[Selection]
Scallops Ride to Rescue — Demand, Rising Prices Keep Former Whaling Port in Massachusetts Above Water
By Jennifer Levitz
NEW BEDFORD, Mass. — Known as the “Whaling City,” this coastal New England community celebrates its salty air and maritime heritage at every turn. A section with cobblestoned streets is known as the New Bedford Whaling National Historic Park. The annual mid-winter “Moby-Dick Marathon” brings together townsfolk for a 25-hour nonstop reading of the epic that was inspired by author Herman Melville’s journey on a whaling ship that departed New Bedford in 1841.
But the city’s modern fortunes are tied to a far smaller sea creature: scallops.
Scallops account for New Bedford’s status as the largest U.S. commercial fishing port in terms of value at $249 million in 2009, according to the latest federal fishery statistics. And scallops, unlike lobster, have proven remarkably recession proof with prices rising steadily through the downturn even as the amount caught held relatively steady. The wholesale price for a pound of the U.S. sea mollusk is $11.20, 41% higher than in November 2007.
U.S. fishermen say the weak dollar makes the famously meaty scallops that thrive in the northern Atlantic more affordable.
Belgium, France, and other countries are buying more. Fresh-scallop exports to Canada alone jumped 110% in the first four months of this year compared to the same period last year and rose 22% to France, according to federal trade statistics.
Many expect to see higher demand for scallops from China, which banned Japanese seafood because of concerns about radiation following the March earthquake and tsunami.

[Provided data]
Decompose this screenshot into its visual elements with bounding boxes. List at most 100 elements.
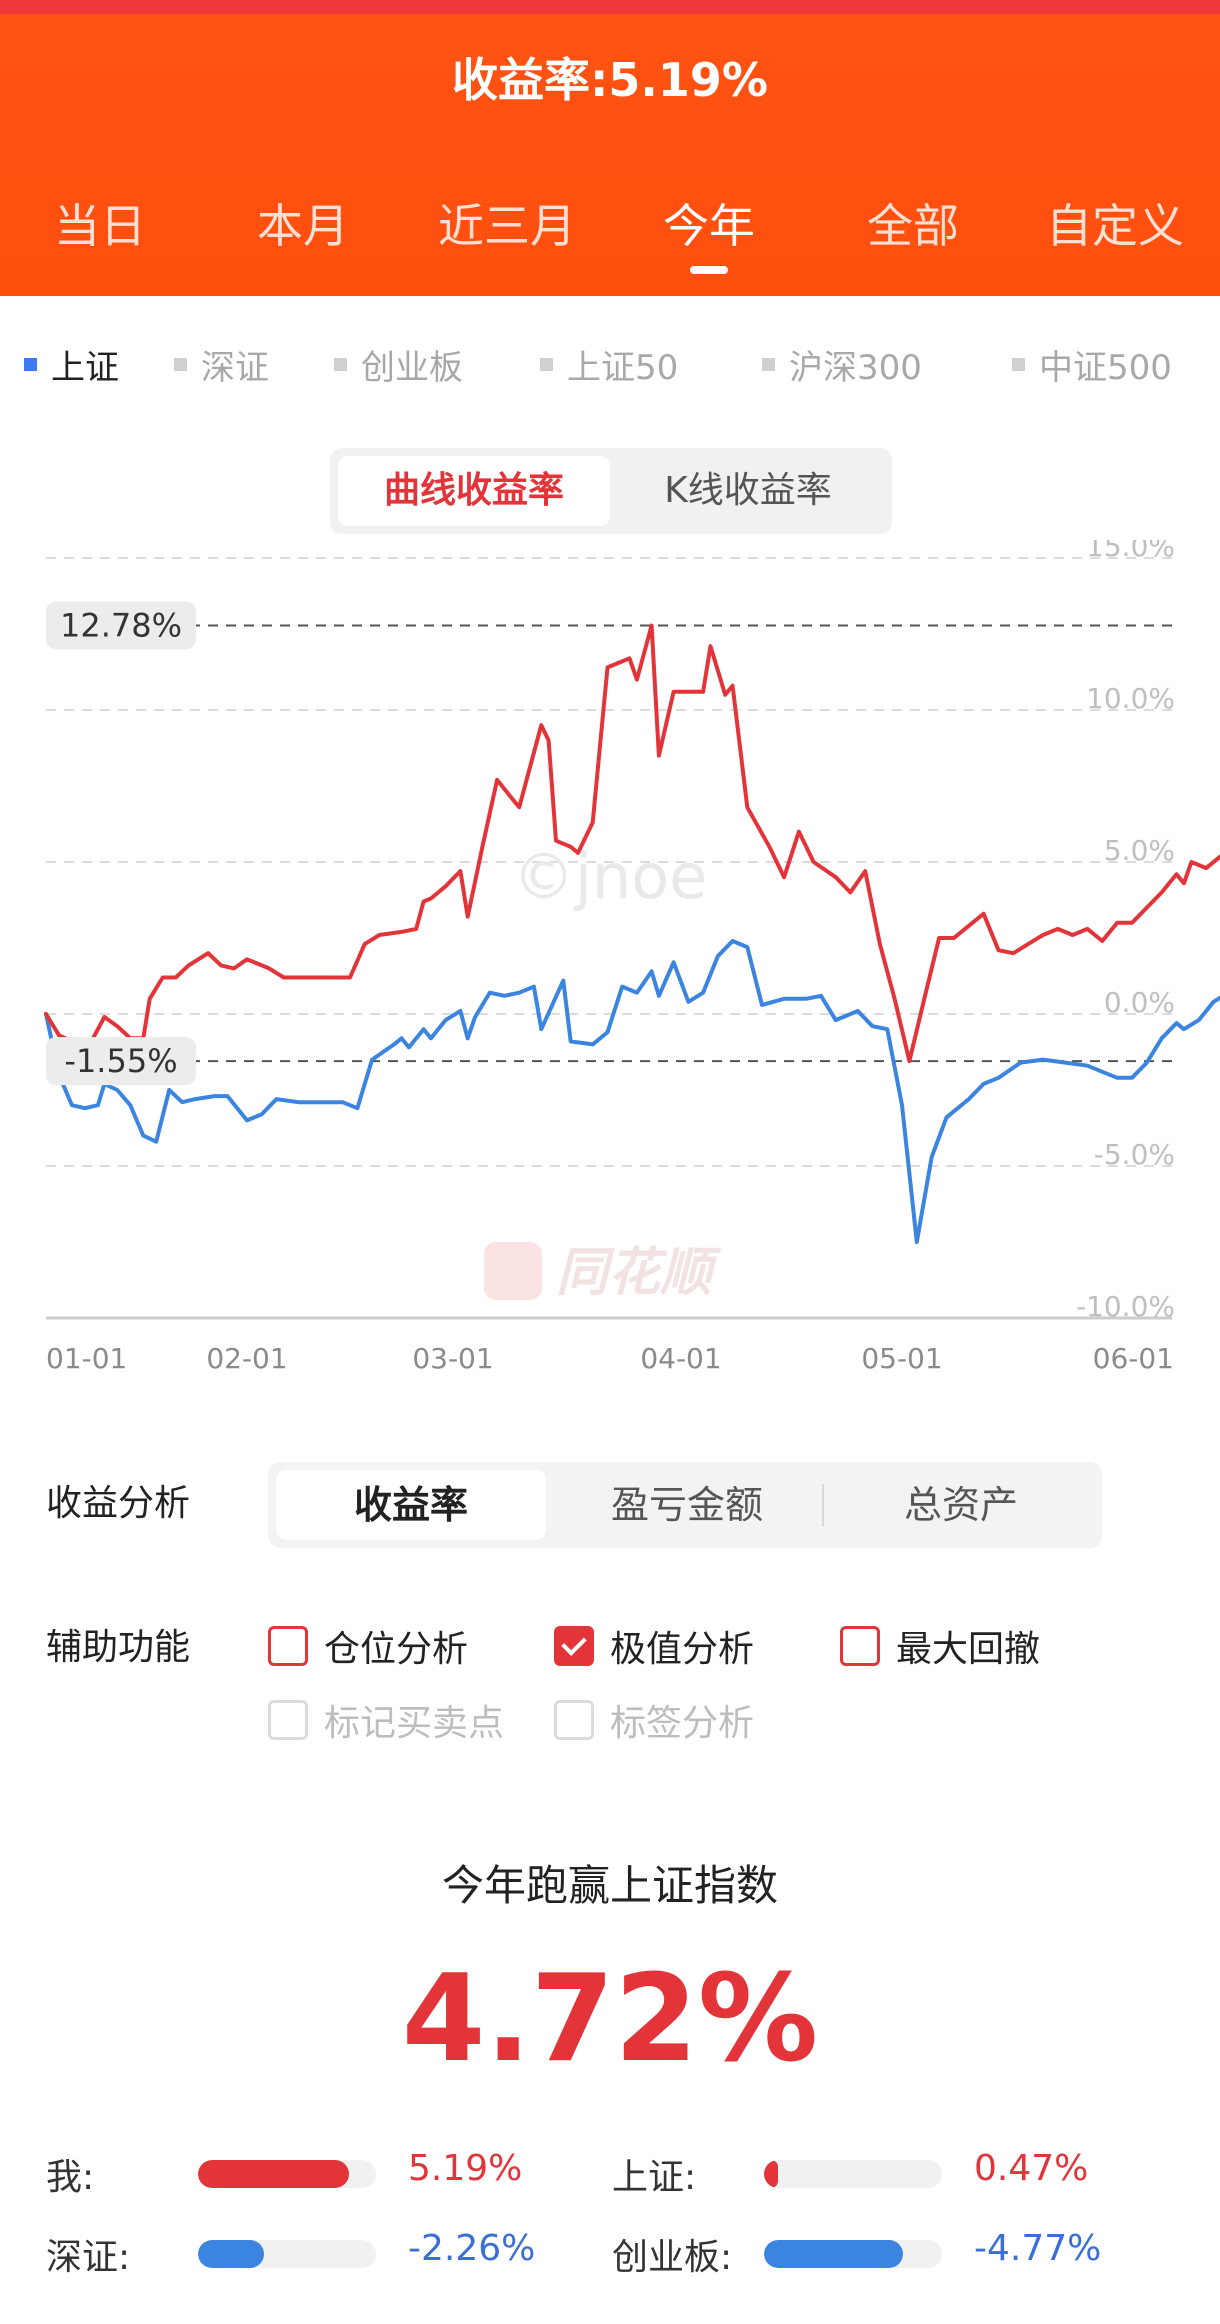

[Set problem]
Continue the scallops article from its last paragraph.

[The reply]
At the same time, the U.S. scallop supply is limited by federal conservation rules to an annual catch of roughly 50 million pounds. Areas where they can be caught are rotated to allow beds of young scallops to grow.
There is growing global demand for lobsters, too, but supply has been plentiful, with record landings in 2010, and the price has been only slowly coming back after plunging in 2008. The industry has resisted many lobstering limitations, believing open access to the fishery is best long-term for preserving fishing jobs, said Patrice McCarron, executive director of the Maine Lobstermen’s Association.
While rising prices are a boon for the scallop industry, it’s also bringing concerns. “The thing that scares me is that if the price gets too high, [restaurants] will take it off the menu,” said Peter Medeiros, the general manager the Whaling City Seafood Display Auction, New Bedford’s bustling seafood trading hub, where boats pull up to the dock starting at 5 a.m. daily, chock-full of scallops that are typically collected by towing a dredge or fishing net along the sea floor. The crew then shucks and ices the scallops at sea.
While scallops thrive in many parts of the world, the Placopecten magellanicus species of the Atlantic scallop fishery is coveted for its size, said David Rudders, a scallop researcher with the Virginia Institute of Marine Science. “I’ve seen them as big as Coke cans,” he said.
Heftier scallops have grown in popularity as tastes for scallops have changed, said Roy Enoksen, the 72-year-old president and co-founder of Eastern Fisheries, Inc., considered the largest of the scallop purveyors that line New Bedford’s waterfront, just off Herman Melville Boulevard. Scallops have graduated from being a bacon-wrapped appetizer or a supporting role on a fried-food platter to entree status, he said.
New Bedford restaurants serve dishes like pan-seared scallops with orange-ginger sauce. Eastern Fisheries employs a master chef who on a recent day sauteed scallops and endive in the company’s test kitchen.
“If you’re in the food business and the item you’re serving can be the center of the plate, you’ve arrived,” Mr. Enoksen said.
Dressed in classic New England attire of red-plaid shirt, khakis, and Sperry Top-Sider boating shoes sans socks, Mr. Enoksen, who started fishing scallops at age 11, described how global trade is rapidly transforming the industry.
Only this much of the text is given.